◆ **Task brief**
Output every line below without omitting or altering anything.

— BEGIN —

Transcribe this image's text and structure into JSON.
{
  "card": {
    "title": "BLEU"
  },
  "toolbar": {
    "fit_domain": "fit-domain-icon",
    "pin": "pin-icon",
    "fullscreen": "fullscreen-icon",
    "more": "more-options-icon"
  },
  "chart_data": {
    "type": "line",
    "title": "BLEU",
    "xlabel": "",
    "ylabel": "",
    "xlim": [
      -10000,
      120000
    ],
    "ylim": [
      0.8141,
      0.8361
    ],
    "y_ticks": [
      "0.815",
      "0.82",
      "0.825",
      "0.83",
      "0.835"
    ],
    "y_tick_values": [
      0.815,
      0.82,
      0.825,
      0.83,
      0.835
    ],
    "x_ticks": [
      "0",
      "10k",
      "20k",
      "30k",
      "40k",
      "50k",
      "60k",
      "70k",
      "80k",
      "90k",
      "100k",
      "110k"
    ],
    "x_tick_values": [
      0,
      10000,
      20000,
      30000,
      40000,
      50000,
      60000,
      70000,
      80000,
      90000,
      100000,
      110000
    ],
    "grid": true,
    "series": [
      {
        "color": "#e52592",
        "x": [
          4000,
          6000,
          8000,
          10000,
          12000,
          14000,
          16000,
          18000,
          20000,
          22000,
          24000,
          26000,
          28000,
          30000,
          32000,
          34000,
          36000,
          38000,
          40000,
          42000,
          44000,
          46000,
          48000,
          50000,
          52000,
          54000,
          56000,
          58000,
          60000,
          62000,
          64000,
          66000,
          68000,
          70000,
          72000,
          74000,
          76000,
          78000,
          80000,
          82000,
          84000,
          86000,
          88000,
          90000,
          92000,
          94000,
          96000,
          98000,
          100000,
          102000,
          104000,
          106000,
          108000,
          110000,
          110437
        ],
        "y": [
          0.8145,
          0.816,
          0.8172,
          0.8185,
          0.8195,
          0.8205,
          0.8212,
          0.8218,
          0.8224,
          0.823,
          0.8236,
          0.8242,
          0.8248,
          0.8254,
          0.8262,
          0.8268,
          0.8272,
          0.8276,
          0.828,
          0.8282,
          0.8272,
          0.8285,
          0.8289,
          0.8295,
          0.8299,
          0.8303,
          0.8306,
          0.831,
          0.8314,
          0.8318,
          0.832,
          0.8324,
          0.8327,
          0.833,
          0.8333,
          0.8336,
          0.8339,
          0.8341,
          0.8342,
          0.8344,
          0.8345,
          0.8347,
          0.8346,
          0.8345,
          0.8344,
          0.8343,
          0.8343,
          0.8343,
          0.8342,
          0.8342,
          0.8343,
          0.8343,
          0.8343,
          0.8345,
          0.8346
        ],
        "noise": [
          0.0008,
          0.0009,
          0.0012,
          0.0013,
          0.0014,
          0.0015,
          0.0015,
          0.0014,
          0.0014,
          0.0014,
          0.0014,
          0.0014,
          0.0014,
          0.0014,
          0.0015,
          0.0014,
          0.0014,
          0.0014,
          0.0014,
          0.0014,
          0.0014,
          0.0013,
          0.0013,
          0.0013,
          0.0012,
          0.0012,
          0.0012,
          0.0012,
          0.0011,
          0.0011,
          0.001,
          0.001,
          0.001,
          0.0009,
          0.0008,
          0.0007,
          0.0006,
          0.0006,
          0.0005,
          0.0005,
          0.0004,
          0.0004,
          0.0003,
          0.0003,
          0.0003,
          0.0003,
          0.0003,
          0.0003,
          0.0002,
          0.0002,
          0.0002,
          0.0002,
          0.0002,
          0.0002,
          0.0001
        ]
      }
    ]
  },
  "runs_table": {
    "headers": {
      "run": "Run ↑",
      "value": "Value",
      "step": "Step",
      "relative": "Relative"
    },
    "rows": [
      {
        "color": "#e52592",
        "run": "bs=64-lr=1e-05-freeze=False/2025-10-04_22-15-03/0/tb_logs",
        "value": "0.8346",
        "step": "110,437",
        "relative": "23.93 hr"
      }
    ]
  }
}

— END —

◆ **Response to this task**
Transcribe this image's text and structure into JSON.
{
  "card": {
    "title": "BLEU"
  },
  "toolbar": {
    "fit_domain": "fit-domain-icon",
    "pin": "pin-icon",
    "fullscreen": "fullscreen-icon",
    "more": "more-options-icon"
  },
  "chart_data": {
    "type": "line",
    "title": "BLEU",
    "xlabel": "",
    "ylabel": "",
    "xlim": [
      -10000,
      120000
    ],
    "ylim": [
      0.8141,
      0.8361
    ],
    "y_ticks": [
      "0.815",
      "0.82",
      "0.825",
      "0.83",
      "0.835"
    ],
    "y_tick_values": [
      0.815,
      0.82,
      0.825,
      0.83,
      0.835
    ],
    "x_ticks": [
      "0",
      "10k",
      "20k",
      "30k",
      "40k",
      "50k",
      "60k",
      "70k",
      "80k",
      "90k",
      "100k",
      "110k"
    ],
    "x_tick_values": [
      0,
      10000,
      20000,
      30000,
      40000,
      50000,
      60000,
      70000,
      80000,
      90000,
      100000,
      110000
    ],
    "grid": true,
    "series": [
      {
        "color": "#e52592",
        "x": [
          4000,
          6000,
          8000,
          10000,
          12000,
          14000,
          16000,
          18000,
          20000,
          22000,
          24000,
          26000,
          28000,
          30000,
          32000,
          34000,
          36000,
          38000,
          40000,
          42000,
          44000,
          46000,
          48000,
          50000,
          52000,
          54000,
          56000,
          58000,
          60000,
          62000,
          64000,
          66000,
          68000,
          70000,
          72000,
          74000,
          76000,
          78000,
          80000,
          82000,
          84000,
          86000,
          88000,
          90000,
          92000,
          94000,
          96000,
          98000,
          100000,
          102000,
          104000,
          106000,
          108000,
          110000,
          110437
        ],
        "y": [
          0.8145,
          0.816,
          0.8172,
          0.8185,
          0.8195,
          0.8205,
          0.8212,
          0.8218,
          0.8224,
          0.823,
          0.8236,
          0.8242,
          0.8248,
          0.8254,
          0.8262,
          0.8268,
          0.8272,
          0.8276,
          0.828,
          0.8282,
          0.8272,
          0.8285,
          0.8289,
          0.8295,
          0.8299,
          0.8303,
          0.8306,
          0.831,
          0.8314,
          0.8318,
          0.832,
          0.8324,
          0.8327,
          0.833,
          0.8333,
          0.8336,
          0.8339,
          0.8341,
          0.8342,
          0.8344,
          0.8345,
          0.8347,
          0.8346,
          0.8345,
          0.8344,
          0.8343,
          0.8343,
          0.8343,
          0.8342,
          0.8342,
          0.8343,
          0.8343,
          0.8343,
          0.8345,
          0.8346
        ],
        "noise": [
          0.0008,
          0.0009,
          0.0012,
          0.0013,
          0.0014,
          0.0015,
          0.0015,
          0.0014,
          0.0014,
          0.0014,
          0.0014,
          0.0014,
          0.0014,
          0.0014,
          0.0015,
          0.0014,
          0.0014,
          0.0014,
          0.0014,
          0.0014,
          0.0014,
          0.0013,
          0.0013,
          0.0013,
          0.0012,
          0.0012,
          0.0012,
          0.0012,
          0.0011,
          0.0011,
          0.001,
          0.001,
          0.001,
          0.0009,
          0.0008,
          0.0007,
          0.0006,
          0.0006,
          0.0005,
          0.0005,
          0.0004,
          0.0004,
          0.0003,
          0.0003,
          0.0003,
          0.0003,
          0.0003,
          0.0003,
          0.0002,
          0.0002,
          0.0002,
          0.0002,
          0.0002,
          0.0002,
          0.0001
        ]
      }
    ]
  },
  "runs_table": {
    "headers": {
      "run": "Run ↑",
      "value": "Value",
      "step": "Step",
      "relative": "Relative"
    },
    "rows": [
      {
        "color": "#e52592",
        "run": "bs=64-lr=1e-05-freeze=False/2025-10-04_22-15-03/0/tb_logs",
        "value": "0.8346",
        "step": "110,437",
        "relative": "23.93 hr"
      }
    ]
  }
}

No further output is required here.